[What is being asked]: From the listing below, pull each line that includes "bottom".

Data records
____

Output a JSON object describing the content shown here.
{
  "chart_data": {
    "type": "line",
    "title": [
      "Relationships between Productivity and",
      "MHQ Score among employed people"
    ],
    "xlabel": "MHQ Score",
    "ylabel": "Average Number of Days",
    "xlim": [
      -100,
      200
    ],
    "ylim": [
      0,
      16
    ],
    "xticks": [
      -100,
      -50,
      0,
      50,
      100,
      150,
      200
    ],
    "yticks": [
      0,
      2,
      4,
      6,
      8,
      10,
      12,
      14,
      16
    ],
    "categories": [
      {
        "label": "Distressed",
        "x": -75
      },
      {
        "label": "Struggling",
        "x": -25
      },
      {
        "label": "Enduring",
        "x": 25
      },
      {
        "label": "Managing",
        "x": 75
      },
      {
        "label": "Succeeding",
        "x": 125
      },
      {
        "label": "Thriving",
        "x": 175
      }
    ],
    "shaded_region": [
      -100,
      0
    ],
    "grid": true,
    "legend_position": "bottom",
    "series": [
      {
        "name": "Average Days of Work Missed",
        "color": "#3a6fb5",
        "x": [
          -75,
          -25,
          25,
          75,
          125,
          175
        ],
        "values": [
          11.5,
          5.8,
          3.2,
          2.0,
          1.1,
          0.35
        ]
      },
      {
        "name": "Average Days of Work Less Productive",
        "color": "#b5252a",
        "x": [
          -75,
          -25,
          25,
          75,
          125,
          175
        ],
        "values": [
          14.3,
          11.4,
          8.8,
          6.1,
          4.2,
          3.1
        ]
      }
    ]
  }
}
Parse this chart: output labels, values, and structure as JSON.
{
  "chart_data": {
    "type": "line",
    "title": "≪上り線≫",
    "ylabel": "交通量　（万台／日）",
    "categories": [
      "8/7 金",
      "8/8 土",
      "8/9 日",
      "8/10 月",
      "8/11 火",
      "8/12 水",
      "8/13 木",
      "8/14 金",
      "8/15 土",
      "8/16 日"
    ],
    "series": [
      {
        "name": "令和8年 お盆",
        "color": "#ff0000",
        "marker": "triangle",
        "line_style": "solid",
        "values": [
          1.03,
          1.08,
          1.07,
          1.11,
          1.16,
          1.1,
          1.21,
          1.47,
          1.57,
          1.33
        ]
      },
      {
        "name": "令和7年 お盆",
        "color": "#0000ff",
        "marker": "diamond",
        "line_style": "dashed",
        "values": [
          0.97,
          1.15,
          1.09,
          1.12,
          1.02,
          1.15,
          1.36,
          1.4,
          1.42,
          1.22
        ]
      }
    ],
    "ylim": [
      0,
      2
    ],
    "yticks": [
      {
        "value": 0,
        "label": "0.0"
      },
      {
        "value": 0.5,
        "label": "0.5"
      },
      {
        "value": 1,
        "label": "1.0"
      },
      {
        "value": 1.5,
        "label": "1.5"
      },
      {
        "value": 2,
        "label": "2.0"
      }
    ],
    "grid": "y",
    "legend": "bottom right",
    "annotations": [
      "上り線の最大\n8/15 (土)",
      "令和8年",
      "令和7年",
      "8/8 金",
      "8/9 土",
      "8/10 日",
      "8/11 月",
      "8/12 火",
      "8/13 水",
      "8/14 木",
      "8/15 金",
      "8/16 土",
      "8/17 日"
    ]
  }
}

____

[Result for this exercise]:
    "legend_position": "bottom",
    "legend": "bottom right",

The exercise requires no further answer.